Source data:
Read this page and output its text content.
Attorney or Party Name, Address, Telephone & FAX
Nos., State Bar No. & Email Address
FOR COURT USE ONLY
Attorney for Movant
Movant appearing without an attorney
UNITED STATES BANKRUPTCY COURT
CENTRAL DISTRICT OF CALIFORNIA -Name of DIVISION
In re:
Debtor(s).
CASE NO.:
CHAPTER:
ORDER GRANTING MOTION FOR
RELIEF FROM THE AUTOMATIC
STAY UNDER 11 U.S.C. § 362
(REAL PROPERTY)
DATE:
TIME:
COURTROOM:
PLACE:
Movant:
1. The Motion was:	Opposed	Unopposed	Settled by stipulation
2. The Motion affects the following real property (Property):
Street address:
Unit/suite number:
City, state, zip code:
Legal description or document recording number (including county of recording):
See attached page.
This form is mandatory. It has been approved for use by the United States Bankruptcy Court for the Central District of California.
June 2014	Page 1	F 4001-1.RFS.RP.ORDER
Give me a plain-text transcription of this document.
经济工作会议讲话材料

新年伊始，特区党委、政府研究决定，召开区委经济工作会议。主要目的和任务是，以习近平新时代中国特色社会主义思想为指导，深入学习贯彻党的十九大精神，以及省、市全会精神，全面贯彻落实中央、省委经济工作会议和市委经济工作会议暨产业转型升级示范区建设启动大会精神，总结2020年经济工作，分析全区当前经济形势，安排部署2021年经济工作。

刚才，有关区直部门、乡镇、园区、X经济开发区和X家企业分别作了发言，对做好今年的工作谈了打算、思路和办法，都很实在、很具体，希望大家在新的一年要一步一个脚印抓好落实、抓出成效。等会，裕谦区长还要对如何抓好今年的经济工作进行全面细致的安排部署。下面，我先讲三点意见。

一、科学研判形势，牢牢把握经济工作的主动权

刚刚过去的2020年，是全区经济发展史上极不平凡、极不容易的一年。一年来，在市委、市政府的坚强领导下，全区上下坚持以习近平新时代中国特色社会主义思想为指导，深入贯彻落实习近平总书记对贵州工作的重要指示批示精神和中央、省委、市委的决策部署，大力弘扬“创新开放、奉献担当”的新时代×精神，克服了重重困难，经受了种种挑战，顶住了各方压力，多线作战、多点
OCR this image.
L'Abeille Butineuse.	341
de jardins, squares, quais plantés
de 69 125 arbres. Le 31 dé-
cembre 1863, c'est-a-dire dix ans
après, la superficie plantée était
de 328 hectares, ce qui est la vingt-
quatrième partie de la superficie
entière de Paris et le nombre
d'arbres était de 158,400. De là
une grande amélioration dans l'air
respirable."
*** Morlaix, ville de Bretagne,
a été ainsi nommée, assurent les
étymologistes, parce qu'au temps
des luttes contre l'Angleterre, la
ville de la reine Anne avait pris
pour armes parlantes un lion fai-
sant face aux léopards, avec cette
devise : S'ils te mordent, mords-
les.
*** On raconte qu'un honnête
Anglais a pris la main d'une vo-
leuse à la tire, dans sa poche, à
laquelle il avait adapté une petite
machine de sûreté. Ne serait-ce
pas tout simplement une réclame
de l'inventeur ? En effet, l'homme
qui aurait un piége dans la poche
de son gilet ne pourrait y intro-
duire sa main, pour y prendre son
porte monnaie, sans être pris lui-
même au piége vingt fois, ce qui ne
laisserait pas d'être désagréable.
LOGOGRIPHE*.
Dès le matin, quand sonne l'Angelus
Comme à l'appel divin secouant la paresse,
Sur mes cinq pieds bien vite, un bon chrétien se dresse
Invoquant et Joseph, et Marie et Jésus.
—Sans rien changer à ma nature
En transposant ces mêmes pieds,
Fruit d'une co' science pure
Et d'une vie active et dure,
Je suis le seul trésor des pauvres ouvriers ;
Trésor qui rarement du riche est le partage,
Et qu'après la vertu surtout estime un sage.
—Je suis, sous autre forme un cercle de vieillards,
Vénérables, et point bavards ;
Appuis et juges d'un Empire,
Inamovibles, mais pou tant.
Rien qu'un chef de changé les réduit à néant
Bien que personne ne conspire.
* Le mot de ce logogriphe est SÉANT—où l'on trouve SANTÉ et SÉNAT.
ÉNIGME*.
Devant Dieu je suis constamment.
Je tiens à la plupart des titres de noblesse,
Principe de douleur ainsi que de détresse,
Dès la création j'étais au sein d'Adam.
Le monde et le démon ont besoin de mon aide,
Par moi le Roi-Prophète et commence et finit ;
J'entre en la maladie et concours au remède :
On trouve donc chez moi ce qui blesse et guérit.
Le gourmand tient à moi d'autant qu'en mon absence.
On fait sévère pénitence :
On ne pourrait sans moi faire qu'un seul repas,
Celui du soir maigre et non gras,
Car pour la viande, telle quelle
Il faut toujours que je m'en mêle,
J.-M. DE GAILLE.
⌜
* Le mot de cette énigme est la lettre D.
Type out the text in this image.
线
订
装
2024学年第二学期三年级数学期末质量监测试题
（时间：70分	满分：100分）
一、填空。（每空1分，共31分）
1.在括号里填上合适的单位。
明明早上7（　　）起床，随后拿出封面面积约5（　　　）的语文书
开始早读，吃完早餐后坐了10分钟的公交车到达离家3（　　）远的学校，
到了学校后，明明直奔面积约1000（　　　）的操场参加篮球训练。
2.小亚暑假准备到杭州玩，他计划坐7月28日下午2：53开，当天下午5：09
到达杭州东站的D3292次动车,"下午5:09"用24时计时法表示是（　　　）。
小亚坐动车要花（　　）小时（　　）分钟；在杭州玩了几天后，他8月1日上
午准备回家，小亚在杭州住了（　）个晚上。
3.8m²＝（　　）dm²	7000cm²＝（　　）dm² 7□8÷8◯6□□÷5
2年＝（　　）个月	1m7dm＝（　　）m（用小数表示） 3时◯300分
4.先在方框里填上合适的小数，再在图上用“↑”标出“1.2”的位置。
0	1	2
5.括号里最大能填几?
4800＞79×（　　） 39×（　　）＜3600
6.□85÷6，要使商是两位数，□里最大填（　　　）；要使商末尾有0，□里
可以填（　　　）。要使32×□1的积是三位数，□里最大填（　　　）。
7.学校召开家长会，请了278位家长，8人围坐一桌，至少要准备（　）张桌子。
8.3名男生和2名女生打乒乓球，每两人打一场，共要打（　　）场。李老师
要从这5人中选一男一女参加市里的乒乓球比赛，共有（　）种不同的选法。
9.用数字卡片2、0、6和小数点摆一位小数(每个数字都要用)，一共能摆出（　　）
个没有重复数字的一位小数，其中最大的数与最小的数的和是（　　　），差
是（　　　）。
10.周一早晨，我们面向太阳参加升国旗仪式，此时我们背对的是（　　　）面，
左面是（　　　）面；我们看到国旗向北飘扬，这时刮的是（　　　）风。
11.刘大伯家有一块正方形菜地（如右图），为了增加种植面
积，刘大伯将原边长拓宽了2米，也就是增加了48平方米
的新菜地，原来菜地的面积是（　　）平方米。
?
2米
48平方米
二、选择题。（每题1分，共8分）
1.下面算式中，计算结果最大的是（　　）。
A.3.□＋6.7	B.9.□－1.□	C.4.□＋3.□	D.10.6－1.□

Exercise task:
Pull every line containing "Name" out of the records.

Complete output:
Attorney or Party Name, Address, Telephone & FAX
CENTRAL DISTRICT OF CALIFORNIA -Name of DIVISION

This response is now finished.